↓

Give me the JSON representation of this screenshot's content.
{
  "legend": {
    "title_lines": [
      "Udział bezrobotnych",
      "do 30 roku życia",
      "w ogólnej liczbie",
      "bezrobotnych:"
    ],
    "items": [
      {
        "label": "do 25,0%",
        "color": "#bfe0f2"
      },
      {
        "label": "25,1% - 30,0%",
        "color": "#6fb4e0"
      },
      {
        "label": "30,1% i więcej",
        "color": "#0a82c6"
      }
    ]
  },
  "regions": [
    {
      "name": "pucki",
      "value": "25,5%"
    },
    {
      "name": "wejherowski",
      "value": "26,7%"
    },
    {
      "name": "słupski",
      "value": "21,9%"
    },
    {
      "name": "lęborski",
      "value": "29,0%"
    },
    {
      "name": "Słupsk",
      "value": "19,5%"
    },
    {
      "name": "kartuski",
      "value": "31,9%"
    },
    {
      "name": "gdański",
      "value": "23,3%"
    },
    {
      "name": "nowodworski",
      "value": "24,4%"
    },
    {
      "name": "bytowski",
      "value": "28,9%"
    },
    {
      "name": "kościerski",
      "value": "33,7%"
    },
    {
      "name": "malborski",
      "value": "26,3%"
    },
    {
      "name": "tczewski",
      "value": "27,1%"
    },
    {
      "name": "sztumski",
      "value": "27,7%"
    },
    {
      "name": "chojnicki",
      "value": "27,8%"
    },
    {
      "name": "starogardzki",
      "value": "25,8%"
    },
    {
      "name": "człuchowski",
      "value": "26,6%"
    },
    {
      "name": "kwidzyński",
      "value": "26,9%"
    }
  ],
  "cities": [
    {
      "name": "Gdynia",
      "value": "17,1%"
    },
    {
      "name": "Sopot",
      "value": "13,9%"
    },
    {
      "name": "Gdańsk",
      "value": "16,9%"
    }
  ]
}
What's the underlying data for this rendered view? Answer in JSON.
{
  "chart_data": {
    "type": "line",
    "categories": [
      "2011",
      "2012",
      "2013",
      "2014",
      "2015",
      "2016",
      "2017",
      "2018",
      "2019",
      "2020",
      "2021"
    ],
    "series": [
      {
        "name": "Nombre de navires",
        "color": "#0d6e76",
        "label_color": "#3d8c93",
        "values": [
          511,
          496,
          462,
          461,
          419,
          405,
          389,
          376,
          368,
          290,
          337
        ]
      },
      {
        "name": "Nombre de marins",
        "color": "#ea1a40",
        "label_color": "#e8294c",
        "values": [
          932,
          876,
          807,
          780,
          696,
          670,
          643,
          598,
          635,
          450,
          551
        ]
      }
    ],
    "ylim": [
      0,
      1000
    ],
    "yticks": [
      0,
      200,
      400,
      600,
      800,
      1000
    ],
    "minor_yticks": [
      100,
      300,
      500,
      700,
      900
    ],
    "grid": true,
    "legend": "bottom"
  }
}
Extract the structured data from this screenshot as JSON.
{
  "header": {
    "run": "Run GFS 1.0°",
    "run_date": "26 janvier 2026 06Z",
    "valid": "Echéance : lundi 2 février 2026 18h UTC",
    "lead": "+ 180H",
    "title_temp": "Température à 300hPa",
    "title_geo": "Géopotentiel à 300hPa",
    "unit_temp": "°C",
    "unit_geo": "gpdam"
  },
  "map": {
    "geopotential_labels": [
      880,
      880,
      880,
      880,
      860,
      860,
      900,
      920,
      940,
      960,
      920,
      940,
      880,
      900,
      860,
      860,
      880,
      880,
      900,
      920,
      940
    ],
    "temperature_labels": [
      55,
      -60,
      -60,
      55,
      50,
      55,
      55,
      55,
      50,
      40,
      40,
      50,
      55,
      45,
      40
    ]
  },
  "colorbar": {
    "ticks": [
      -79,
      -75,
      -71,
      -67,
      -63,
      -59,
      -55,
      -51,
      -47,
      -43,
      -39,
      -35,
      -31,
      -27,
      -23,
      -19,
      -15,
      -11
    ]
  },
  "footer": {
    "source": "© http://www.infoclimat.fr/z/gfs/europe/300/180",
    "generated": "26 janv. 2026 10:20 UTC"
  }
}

↑

# Exercise description:
Write out the entries above word for word.

# Solution to this task:
Give me the JSON representation of this screenshot's content.
{
  "legend": {
    "title_lines": [
      "Udział bezrobotnych",
      "do 30 roku życia",
      "w ogólnej liczbie",
      "bezrobotnych:"
    ],
    "items": [
      {
        "label": "do 25,0%",
        "color": "#bfe0f2"
      },
      {
        "label": "25,1% - 30,0%",
        "color": "#6fb4e0"
      },
      {
        "label": "30,1% i więcej",
        "color": "#0a82c6"
      }
    ]
  },
  "regions": [
    {
      "name": "pucki",
      "value": "25,5%"
    },
    {
      "name": "wejherowski",
      "value": "26,7%"
    },
    {
      "name": "słupski",
      "value": "21,9%"
    },
    {
      "name": "lęborski",
      "value": "29,0%"
    },
    {
      "name": "Słupsk",
      "value": "19,5%"
    },
    {
      "name": "kartuski",
      "value": "31,9%"
    },
    {
      "name": "gdański",
      "value": "23,3%"
    },
    {
      "name": "nowodworski",
      "value": "24,4%"
    },
    {
      "name": "bytowski",
      "value": "28,9%"
    },
    {
      "name": "kościerski",
      "value": "33,7%"
    },
    {
      "name": "malborski",
      "value": "26,3%"
    },
    {
      "name": "tczewski",
      "value": "27,1%"
    },
    {
      "name": "sztumski",
      "value": "27,7%"
    },
    {
      "name": "chojnicki",
      "value": "27,8%"
    },
    {
      "name": "starogardzki",
      "value": "25,8%"
    },
    {
      "name": "człuchowski",
      "value": "26,6%"
    },
    {
      "name": "kwidzyński",
      "value": "26,9%"
    }
  ],
  "cities": [
    {
      "name": "Gdynia",
      "value": "17,1%"
    },
    {
      "name": "Sopot",
      "value": "13,9%"
    },
    {
      "name": "Gdańsk",
      "value": "16,9%"
    }
  ]
}
What's the underlying data for this rendered view? Answer in JSON.
{
  "chart_data": {
    "type": "line",
    "categories": [
      "2011",
      "2012",
      "2013",
      "2014",
      "2015",
      "2016",
      "2017",
      "2018",
      "2019",
      "2020",
      "2021"
    ],
    "series": [
      {
        "name": "Nombre de navires",
        "color": "#0d6e76",
        "label_color": "#3d8c93",
        "values": [
          511,
          496,
          462,
          461,
          419,
          405,
          389,
          376,
          368,
          290,
          337
        ]
      },
      {
        "name": "Nombre de marins",
        "color": "#ea1a40",
        "label_color": "#e8294c",
        "values": [
          932,
          876,
          807,
          780,
          696,
          670,
          643,
          598,
          635,
          450,
          551
        ]
      }
    ],
    "ylim": [
      0,
      1000
    ],
    "yticks": [
      0,
      200,
      400,
      600,
      800,
      1000
    ],
    "minor_yticks": [
      100,
      300,
      500,
      700,
      900
    ],
    "grid": true,
    "legend": "bottom"
  }
}
Extract the structured data from this screenshot as JSON.
{
  "header": {
    "run": "Run GFS 1.0°",
    "run_date": "26 janvier 2026 06Z",
    "valid": "Echéance : lundi 2 février 2026 18h UTC",
    "lead": "+ 180H",
    "title_temp": "Température à 300hPa",
    "title_geo": "Géopotentiel à 300hPa",
    "unit_temp": "°C",
    "unit_geo": "gpdam"
  },
  "map": {
    "geopotential_labels": [
      880,
      880,
      880,
      880,
      860,
      860,
      900,
      920,
      940,
      960,
      920,
      940,
      880,
      900,
      860,
      860,
      880,
      880,
      900,
      920,
      940
    ],
    "temperature_labels": [
      55,
      -60,
      -60,
      55,
      50,
      55,
      55,
      55,
      50,
      40,
      40,
      50,
      55,
      45,
      40
    ]
  },
  "colorbar": {
    "ticks": [
      -79,
      -75,
      -71,
      -67,
      -63,
      -59,
      -55,
      -51,
      -47,
      -43,
      -39,
      -35,
      -31,
      -27,
      -23,
      -19,
      -15,
      -11
    ]
  },
  "footer": {
    "source": "© http://www.infoclimat.fr/z/gfs/europe/300/180",
    "generated": "26 janv. 2026 10:20 UTC"
  }
}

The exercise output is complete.